Present every line in which the string "from" appears.

▶ SUPPLIED MATERIAL
....
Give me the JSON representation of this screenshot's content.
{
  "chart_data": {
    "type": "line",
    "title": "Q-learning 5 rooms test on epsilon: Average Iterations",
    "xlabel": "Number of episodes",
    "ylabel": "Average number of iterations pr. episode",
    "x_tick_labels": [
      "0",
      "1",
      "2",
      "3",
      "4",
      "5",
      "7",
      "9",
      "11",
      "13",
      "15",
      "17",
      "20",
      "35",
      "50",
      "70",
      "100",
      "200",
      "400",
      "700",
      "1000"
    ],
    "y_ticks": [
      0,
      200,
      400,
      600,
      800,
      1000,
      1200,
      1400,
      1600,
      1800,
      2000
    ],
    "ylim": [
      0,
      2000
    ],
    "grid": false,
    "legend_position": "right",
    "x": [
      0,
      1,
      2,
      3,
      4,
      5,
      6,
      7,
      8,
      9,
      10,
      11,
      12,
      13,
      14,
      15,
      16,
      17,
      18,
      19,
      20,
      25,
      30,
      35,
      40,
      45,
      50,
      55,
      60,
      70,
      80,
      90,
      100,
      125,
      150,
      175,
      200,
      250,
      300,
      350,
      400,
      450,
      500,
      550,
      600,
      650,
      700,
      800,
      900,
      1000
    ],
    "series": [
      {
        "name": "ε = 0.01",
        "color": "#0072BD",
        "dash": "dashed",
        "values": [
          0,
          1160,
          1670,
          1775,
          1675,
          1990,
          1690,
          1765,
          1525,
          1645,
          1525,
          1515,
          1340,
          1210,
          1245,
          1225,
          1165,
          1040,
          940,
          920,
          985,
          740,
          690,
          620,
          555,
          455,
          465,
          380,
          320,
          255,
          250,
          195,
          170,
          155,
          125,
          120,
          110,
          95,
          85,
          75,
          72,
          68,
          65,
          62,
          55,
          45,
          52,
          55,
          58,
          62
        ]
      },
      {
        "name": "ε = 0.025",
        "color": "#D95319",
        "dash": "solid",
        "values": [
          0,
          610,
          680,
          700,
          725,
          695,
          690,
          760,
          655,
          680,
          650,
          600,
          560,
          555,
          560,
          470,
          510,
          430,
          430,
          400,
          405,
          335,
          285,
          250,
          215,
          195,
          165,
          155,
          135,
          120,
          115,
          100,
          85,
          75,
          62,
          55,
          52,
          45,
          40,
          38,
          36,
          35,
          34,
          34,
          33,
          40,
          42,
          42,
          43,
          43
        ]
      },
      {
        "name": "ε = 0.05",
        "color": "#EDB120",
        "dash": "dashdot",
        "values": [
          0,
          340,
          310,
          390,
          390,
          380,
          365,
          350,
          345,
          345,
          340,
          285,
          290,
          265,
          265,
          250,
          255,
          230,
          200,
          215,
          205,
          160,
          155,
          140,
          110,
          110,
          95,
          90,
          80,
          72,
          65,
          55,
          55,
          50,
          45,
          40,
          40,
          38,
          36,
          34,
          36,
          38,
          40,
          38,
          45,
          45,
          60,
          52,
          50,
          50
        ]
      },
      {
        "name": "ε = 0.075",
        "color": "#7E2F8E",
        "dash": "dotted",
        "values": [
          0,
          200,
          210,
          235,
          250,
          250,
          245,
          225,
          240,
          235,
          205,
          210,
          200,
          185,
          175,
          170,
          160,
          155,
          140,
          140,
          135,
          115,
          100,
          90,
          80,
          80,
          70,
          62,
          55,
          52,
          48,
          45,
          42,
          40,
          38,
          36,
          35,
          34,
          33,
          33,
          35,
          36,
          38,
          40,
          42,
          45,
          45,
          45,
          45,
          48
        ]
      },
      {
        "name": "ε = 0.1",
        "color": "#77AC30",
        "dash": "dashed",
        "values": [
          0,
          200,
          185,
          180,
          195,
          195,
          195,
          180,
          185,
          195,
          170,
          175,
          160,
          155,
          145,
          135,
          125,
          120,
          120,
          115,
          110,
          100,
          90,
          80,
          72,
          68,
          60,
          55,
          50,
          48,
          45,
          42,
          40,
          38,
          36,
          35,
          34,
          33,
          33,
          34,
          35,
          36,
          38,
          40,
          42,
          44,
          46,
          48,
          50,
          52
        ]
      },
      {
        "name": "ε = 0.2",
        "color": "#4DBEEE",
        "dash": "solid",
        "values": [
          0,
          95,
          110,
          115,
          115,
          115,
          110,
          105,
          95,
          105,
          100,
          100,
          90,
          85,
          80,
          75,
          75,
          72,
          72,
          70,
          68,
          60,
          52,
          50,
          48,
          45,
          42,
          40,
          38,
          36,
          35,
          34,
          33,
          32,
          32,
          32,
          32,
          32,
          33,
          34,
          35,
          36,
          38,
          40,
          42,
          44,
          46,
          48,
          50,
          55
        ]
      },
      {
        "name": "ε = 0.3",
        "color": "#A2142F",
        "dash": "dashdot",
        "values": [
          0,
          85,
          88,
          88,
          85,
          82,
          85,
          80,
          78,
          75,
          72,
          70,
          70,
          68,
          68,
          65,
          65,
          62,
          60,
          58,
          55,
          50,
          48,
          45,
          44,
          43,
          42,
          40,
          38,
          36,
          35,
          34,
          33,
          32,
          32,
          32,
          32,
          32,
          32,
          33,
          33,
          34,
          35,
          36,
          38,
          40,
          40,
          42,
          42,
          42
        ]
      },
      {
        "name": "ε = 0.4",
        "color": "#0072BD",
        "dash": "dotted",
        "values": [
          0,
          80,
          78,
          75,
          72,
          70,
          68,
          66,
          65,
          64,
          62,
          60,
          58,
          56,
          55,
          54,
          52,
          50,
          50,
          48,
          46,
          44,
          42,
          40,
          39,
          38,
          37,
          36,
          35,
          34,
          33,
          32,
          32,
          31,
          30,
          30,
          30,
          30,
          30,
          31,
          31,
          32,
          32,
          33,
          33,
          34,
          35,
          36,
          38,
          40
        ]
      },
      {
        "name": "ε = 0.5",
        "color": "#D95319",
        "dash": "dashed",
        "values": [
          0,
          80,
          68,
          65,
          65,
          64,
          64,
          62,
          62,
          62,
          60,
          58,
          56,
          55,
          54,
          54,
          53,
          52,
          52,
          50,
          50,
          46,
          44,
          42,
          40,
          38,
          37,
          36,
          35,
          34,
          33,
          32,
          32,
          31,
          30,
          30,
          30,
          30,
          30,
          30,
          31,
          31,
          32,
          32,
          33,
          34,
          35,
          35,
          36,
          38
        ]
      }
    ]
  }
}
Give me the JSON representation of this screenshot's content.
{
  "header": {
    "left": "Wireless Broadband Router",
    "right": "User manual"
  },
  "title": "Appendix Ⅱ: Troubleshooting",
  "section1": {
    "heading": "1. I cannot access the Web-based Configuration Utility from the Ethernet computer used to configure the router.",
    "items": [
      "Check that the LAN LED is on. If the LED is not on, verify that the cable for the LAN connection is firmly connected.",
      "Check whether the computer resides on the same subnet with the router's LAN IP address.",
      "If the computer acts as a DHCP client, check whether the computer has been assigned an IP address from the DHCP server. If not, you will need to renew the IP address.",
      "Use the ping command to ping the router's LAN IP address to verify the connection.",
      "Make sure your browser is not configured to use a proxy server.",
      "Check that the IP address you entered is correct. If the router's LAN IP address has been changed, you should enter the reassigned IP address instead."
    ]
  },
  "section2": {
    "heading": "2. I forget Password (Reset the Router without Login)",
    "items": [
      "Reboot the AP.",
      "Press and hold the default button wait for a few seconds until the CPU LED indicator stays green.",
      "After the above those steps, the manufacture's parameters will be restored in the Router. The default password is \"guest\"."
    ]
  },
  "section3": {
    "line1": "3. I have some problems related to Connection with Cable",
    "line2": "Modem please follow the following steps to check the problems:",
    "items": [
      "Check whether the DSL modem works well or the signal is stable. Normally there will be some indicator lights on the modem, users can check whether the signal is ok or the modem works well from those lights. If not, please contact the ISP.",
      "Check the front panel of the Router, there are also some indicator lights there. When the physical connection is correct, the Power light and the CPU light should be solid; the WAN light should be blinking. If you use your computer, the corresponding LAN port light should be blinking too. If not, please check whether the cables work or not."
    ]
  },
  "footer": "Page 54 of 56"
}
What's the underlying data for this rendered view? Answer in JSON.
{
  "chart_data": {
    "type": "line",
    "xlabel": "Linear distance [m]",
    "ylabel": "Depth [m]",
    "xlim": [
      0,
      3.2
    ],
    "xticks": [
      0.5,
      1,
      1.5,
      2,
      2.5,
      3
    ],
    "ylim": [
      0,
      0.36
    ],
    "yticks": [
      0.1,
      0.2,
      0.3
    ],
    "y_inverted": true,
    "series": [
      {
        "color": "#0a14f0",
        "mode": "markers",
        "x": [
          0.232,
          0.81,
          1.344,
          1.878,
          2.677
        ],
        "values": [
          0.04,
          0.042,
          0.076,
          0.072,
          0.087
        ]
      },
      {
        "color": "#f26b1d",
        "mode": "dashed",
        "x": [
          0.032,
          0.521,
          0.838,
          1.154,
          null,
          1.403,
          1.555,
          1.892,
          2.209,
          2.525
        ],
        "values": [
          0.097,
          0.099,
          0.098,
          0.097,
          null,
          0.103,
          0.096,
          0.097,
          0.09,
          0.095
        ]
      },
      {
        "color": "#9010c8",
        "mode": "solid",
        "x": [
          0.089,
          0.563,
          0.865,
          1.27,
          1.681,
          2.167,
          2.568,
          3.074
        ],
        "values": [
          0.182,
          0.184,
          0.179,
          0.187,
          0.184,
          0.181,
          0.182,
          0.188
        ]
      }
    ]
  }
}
....
▶ ANSWER TO THE TASK
    "heading": "1. I cannot access the Web-based Configuration Utility from the Ethernet computer used to configure the router.",
      "If the computer acts as a DHCP client, check whether the computer has been assigned an IP address from the DHCP server. If not, you will need to renew the IP address.",
      "Check whether the DSL modem works well or the signal is stable. Normally there will be some indicator lights on the modem, users can check whether the signal is ok or the modem works well from those lights. If not, please contact the ISP.",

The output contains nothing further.